Problem to work on:
The listing below should be printed exactly, every line of it. Skip the pictures.

Given records:

+++

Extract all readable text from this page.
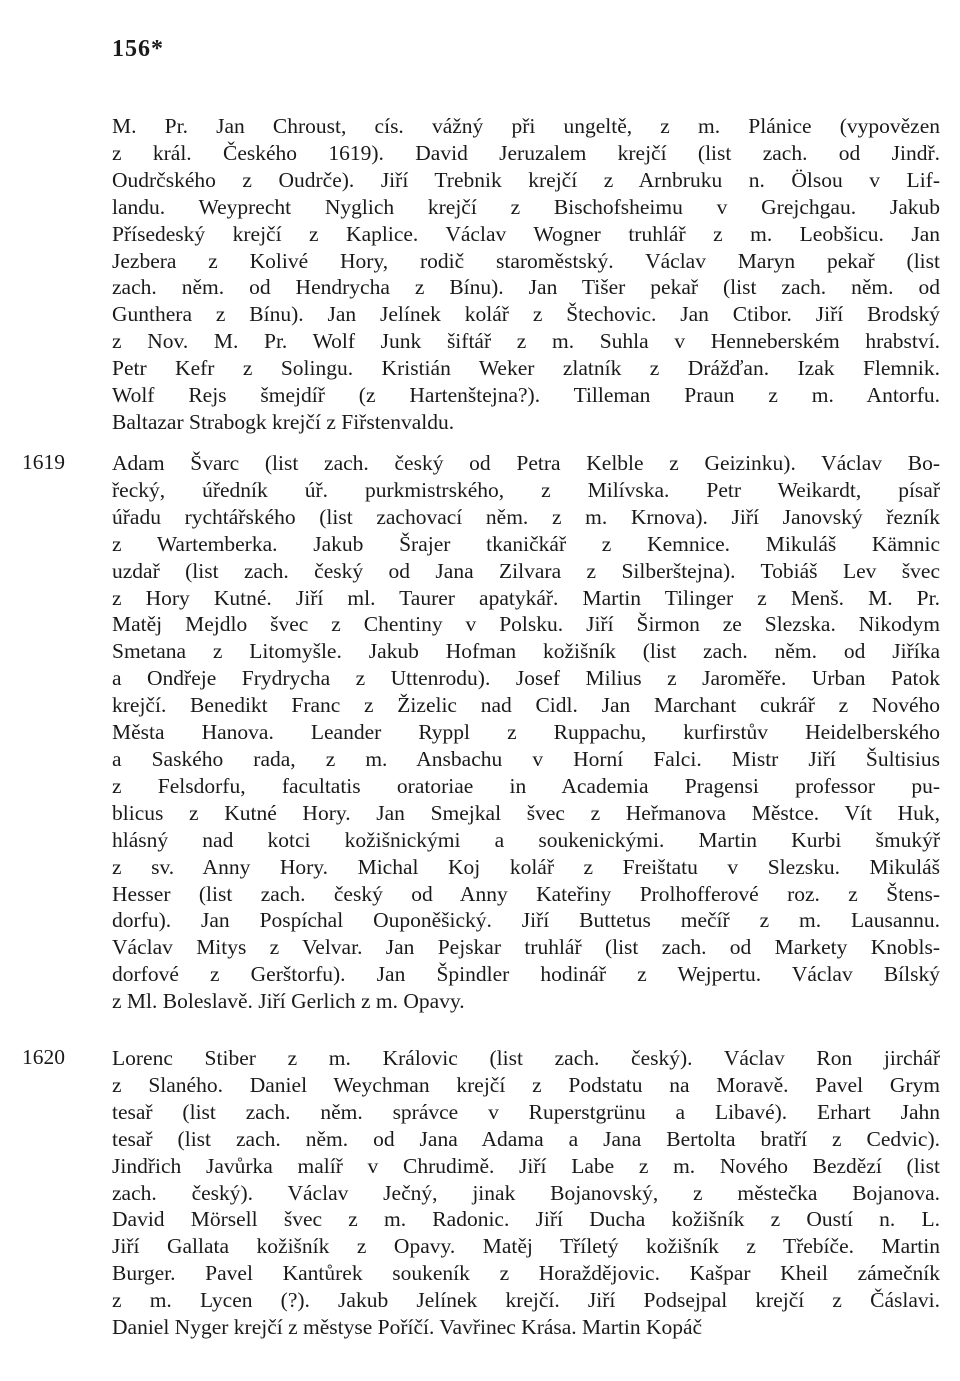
156*
1619
1620
M. Pr. Jan Chroust, cís. vážný při ungeltě, z m. Plánice (vypovězen
z král. Českého 1619). David Jeruzalem krejčí (list zach. od Jindř.
Oudrčského z Oudrče). Jiří Trebnik krejčí z Arnbruku n. Ölsou v Lif-
landu. Weyprecht Nyglich krejčí z Bischofsheimu v Grejchgau. Jakub
Přísedeský krejčí z Kaplice. Václav Wogner truhlář z m. Leobšicu. Jan
Jezbera z Kolivé Hory, rodič staroměstský. Václav Maryn pekař (list
zach. něm. od Hendrycha z Bínu). Jan Tišer pekař (list zach. něm. od
Gunthera z Bínu). Jan Jelínek kolář z Štechovic. Jan Ctibor. Jiří Brodský
z Nov. M. Pr. Wolf Junk šiftář z m. Suhla v Henneberském hrabství.
Petr Kefr z Solingu. Kristián Weker zlatník z Drážďan. Izak Flemnik.
Wolf Rejs šmejdíř (z Hartenštejna?). Tilleman Praun z m. Antorfu.
Baltazar Strabogk krejčí z Fiřstenvaldu.
Adam Švarc (list zach. český od Petra Kelble z Geizinku). Václav Bo-
řecký, úředník úř. purkmistrského, z Milívska. Petr Weikardt, písař
úřadu rychtářského (list zachovací něm. z m. Krnova). Jiří Janovský řezník
z Wartemberka. Jakub Šrajer tkaničkář z Kemnice. Mikuláš Kämnic
uzdař (list zach. český od Jana Zilvara z Silberštejna). Tobiáš Lev švec
z Hory Kutné. Jiří ml. Taurer apatykář. Martin Tilinger z Menš. M. Pr.
Matěj Mejdlo švec z Chentiny v Polsku. Jiří Širmon ze Slezska. Nikodym
Smetana z Litomyšle. Jakub Hofman kožišník (list zach. něm. od Jiříka
a Ondřeje Frydrycha z Uttenrodu). Josef Milius z Jaroměře. Urban Patok
krejčí. Benedikt Franc z Žizelic nad Cidl. Jan Marchant cukrář z Nového
Města Hanova. Leander Ryppl z Ruppachu, kurfirstův Heidelberského
a Saského rada, z m. Ansbachu v Horní Falci. Mistr Jiří Šultisius
z Felsdorfu, facultatis oratoriae in Academia Pragensi professor pu-
blicus z Kutné Hory. Jan Smejkal švec z Heřmanova Městce. Vít Huk,
hlásný nad kotci kožišnickými a soukenickými. Martin Kurbi šmukýř
z sv. Anny Hory. Michal Koj kolář z Freištatu v Slezsku. Mikuláš
Hesser (list zach. český od Anny Kateřiny Prolhofferové roz. z Štens-
dorfu). Jan Pospíchal Ouponěšický. Jiří Buttetus mečíř z m. Lausannu.
Václav Mitys z Velvar. Jan Pejskar truhlář (list zach. od Markety Knobls-
dorfové z Gerštorfu). Jan Špindler hodinář z Wejpertu. Václav Bílský
z Ml. Boleslavě. Jiří Gerlich z m. Opavy.
Lorenc Stiber z m. Královic (list zach. český). Václav Ron jirchář
z Slaného. Daniel Weychman krejčí z Podstatu na Moravě. Pavel Grym
tesař (list zach. něm. správce v Ruperstgrünu a Libavé). Erhart Jahn
tesař (list zach. něm. od Jana Adama a Jana Bertolta bratří z Cedvic).
Jindřich Javůrka malíř v Chrudimě. Jiří Labe z m. Nového Bezdězí (list
zach. český). Václav Ječný, jinak Bojanovský, z městečka Bojanova.
David Mörsell švec z m. Radonic. Jiří Ducha kožišník z Oustí n. L.
Jiří Gallata kožišník z Opavy. Matěj Tříletý kožišník z Třebíče. Martin
Burger. Pavel Kantůrek soukeník z Horaždějovic. Kašpar Kheil zámečník
z m. Lycen (?). Jakub Jelínek krejčí. Jiří Podsejpal krejčí z Čáslavi.
Daniel Nyger krejčí z městyse Poříčí. Vavřinec Krása. Martin Kopáč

+++

Response to this exercise:
Extract all readable text from this page.
156*
1619
1620
M. Pr. Jan Chroust, cís. vážný při ungeltě, z m. Plánice (vypovězen
z král. Českého 1619). David Jeruzalem krejčí (list zach. od Jindř.
Oudrčského z Oudrče). Jiří Trebnik krejčí z Arnbruku n. Ölsou v Lif-
landu. Weyprecht Nyglich krejčí z Bischofsheimu v Grejchgau. Jakub
Přísedeský krejčí z Kaplice. Václav Wogner truhlář z m. Leobšicu. Jan
Jezbera z Kolivé Hory, rodič staroměstský. Václav Maryn pekař (list
zach. něm. od Hendrycha z Bínu). Jan Tišer pekař (list zach. něm. od
Gunthera z Bínu). Jan Jelínek kolář z Štechovic. Jan Ctibor. Jiří Brodský
z Nov. M. Pr. Wolf Junk šiftář z m. Suhla v Henneberském hrabství.
Petr Kefr z Solingu. Kristián Weker zlatník z Drážďan. Izak Flemnik.
Wolf Rejs šmejdíř (z Hartenštejna?). Tilleman Praun z m. Antorfu.
Baltazar Strabogk krejčí z Fiřstenvaldu.
Adam Švarc (list zach. český od Petra Kelble z Geizinku). Václav Bo-
řecký, úředník úř. purkmistrského, z Milívska. Petr Weikardt, písař
úřadu rychtářského (list zachovací něm. z m. Krnova). Jiří Janovský řezník
z Wartemberka. Jakub Šrajer tkaničkář z Kemnice. Mikuláš Kämnic
uzdař (list zach. český od Jana Zilvara z Silberštejna). Tobiáš Lev švec
z Hory Kutné. Jiří ml. Taurer apatykář. Martin Tilinger z Menš. M. Pr.
Matěj Mejdlo švec z Chentiny v Polsku. Jiří Širmon ze Slezska. Nikodym
Smetana z Litomyšle. Jakub Hofman kožišník (list zach. něm. od Jiříka
a Ondřeje Frydrycha z Uttenrodu). Josef Milius z Jaroměře. Urban Patok
krejčí. Benedikt Franc z Žizelic nad Cidl. Jan Marchant cukrář z Nového
Města Hanova. Leander Ryppl z Ruppachu, kurfirstův Heidelberského
a Saského rada, z m. Ansbachu v Horní Falci. Mistr Jiří Šultisius
z Felsdorfu, facultatis oratoriae in Academia Pragensi professor pu-
blicus z Kutné Hory. Jan Smejkal švec z Heřmanova Městce. Vít Huk,
hlásný nad kotci kožišnickými a soukenickými. Martin Kurbi šmukýř
z sv. Anny Hory. Michal Koj kolář z Freištatu v Slezsku. Mikuláš
Hesser (list zach. český od Anny Kateřiny Prolhofferové roz. z Štens-
dorfu). Jan Pospíchal Ouponěšický. Jiří Buttetus mečíř z m. Lausannu.
Václav Mitys z Velvar. Jan Pejskar truhlář (list zach. od Markety Knobls-
dorfové z Gerštorfu). Jan Špindler hodinář z Wejpertu. Václav Bílský
z Ml. Boleslavě. Jiří Gerlich z m. Opavy.
Lorenc Stiber z m. Královic (list zach. český). Václav Ron jirchář
z Slaného. Daniel Weychman krejčí z Podstatu na Moravě. Pavel Grym
tesař (list zach. něm. správce v Ruperstgrünu a Libavé). Erhart Jahn
tesař (list zach. něm. od Jana Adama a Jana Bertolta bratří z Cedvic).
Jindřich Javůrka malíř v Chrudimě. Jiří Labe z m. Nového Bezdězí (list
zach. český). Václav Ječný, jinak Bojanovský, z městečka Bojanova.
David Mörsell švec z m. Radonic. Jiří Ducha kožišník z Oustí n. L.
Jiří Gallata kožišník z Opavy. Matěj Tříletý kožišník z Třebíče. Martin
Burger. Pavel Kantůrek soukeník z Horaždějovic. Kašpar Kheil zámečník
z m. Lycen (?). Jakub Jelínek krejčí. Jiří Podsejpal krejčí z Čáslavi.
Daniel Nyger krejčí z městyse Poříčí. Vavřinec Krása. Martin Kopáč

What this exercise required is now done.